** WORK INSTRUCTIONS **
Read the lines below and count those that have the word "replies". Respond with the number only.

%%

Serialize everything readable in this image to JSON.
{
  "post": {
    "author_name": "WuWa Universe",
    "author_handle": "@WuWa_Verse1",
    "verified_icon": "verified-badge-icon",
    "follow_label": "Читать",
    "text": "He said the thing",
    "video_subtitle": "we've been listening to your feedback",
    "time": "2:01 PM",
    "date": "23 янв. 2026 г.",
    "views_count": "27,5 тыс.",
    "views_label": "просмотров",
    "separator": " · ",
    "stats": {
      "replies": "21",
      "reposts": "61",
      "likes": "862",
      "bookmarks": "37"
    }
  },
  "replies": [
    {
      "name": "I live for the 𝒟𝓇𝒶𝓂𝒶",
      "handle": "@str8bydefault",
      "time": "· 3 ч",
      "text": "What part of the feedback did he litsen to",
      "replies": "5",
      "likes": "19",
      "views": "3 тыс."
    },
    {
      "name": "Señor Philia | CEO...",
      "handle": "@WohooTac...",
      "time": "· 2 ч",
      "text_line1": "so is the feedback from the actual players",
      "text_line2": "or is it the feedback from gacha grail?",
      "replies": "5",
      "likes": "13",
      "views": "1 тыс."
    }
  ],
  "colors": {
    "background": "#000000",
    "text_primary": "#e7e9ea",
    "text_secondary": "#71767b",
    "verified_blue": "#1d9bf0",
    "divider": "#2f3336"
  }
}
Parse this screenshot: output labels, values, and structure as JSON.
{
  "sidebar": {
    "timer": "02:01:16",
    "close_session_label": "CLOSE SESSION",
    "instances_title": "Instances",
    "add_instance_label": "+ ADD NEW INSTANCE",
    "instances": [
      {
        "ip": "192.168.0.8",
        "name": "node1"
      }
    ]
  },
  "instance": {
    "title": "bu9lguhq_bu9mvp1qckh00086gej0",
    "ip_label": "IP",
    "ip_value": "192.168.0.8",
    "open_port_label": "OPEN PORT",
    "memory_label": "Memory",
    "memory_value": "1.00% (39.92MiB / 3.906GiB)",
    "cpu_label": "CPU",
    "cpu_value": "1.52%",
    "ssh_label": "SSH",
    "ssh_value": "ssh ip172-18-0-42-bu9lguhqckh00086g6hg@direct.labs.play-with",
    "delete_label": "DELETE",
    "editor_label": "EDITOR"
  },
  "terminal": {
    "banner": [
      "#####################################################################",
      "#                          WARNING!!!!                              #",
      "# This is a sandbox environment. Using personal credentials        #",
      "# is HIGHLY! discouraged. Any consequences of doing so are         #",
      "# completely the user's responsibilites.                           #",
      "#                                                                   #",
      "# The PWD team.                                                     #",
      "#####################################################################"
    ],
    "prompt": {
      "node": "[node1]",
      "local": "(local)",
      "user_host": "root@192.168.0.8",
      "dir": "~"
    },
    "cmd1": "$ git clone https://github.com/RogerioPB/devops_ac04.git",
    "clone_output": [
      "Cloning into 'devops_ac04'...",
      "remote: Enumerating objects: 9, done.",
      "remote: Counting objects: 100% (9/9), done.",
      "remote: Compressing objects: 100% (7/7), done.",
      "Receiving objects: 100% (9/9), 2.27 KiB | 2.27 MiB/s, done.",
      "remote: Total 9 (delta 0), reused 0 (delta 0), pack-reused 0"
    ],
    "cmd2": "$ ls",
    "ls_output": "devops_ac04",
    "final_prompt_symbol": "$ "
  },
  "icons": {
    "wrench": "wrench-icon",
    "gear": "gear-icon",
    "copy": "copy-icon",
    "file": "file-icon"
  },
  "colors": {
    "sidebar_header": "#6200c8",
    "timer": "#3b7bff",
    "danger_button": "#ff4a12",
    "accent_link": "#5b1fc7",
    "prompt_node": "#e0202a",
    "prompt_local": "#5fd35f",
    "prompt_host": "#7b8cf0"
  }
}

%%
%%

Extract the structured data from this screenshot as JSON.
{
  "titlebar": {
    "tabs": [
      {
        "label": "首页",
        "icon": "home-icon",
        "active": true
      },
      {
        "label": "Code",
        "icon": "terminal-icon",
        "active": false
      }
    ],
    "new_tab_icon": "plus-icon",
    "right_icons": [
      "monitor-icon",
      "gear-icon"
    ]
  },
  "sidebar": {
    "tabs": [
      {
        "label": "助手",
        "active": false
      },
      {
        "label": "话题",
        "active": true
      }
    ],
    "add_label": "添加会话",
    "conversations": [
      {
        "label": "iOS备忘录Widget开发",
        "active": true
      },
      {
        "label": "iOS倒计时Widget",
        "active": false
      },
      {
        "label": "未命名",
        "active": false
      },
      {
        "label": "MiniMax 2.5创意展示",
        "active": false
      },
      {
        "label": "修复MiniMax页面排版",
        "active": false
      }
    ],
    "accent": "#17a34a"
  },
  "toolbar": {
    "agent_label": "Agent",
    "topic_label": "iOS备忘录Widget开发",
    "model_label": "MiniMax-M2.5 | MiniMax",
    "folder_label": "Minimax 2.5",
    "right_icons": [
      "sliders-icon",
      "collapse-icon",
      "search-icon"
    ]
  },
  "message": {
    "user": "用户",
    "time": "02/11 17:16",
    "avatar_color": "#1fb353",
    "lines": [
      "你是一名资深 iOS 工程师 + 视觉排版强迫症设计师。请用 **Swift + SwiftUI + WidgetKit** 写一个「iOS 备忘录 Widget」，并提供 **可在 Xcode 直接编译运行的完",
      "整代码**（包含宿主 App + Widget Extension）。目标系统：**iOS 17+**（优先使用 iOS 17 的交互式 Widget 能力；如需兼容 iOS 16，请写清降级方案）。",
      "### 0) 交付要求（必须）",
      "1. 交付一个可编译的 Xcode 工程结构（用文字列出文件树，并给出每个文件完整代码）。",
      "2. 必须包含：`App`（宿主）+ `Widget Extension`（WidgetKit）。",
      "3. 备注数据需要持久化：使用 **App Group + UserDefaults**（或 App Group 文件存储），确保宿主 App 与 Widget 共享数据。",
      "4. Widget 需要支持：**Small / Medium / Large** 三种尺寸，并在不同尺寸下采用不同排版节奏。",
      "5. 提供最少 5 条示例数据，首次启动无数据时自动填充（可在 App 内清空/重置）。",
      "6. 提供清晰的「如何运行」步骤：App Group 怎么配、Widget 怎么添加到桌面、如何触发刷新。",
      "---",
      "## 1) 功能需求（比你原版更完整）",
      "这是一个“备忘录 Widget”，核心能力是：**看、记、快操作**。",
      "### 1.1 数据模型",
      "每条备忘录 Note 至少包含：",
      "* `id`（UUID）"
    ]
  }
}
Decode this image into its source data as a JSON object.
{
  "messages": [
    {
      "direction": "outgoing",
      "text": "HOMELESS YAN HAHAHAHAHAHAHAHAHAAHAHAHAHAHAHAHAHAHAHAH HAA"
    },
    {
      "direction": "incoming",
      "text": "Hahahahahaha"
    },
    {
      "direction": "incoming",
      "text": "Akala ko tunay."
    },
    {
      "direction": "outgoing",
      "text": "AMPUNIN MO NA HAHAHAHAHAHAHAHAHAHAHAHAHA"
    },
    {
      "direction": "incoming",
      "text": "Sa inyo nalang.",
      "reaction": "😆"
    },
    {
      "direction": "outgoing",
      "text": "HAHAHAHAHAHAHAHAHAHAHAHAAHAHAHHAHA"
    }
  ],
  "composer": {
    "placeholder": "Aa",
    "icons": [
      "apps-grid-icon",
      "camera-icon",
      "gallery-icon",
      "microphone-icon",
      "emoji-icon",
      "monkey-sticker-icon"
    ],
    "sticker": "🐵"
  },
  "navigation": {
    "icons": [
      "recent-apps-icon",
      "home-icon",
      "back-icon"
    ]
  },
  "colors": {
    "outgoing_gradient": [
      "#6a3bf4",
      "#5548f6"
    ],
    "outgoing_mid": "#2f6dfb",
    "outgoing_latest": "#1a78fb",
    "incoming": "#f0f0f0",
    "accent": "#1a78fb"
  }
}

%%

** SOLUTION FOR THIS PROBLEM **
4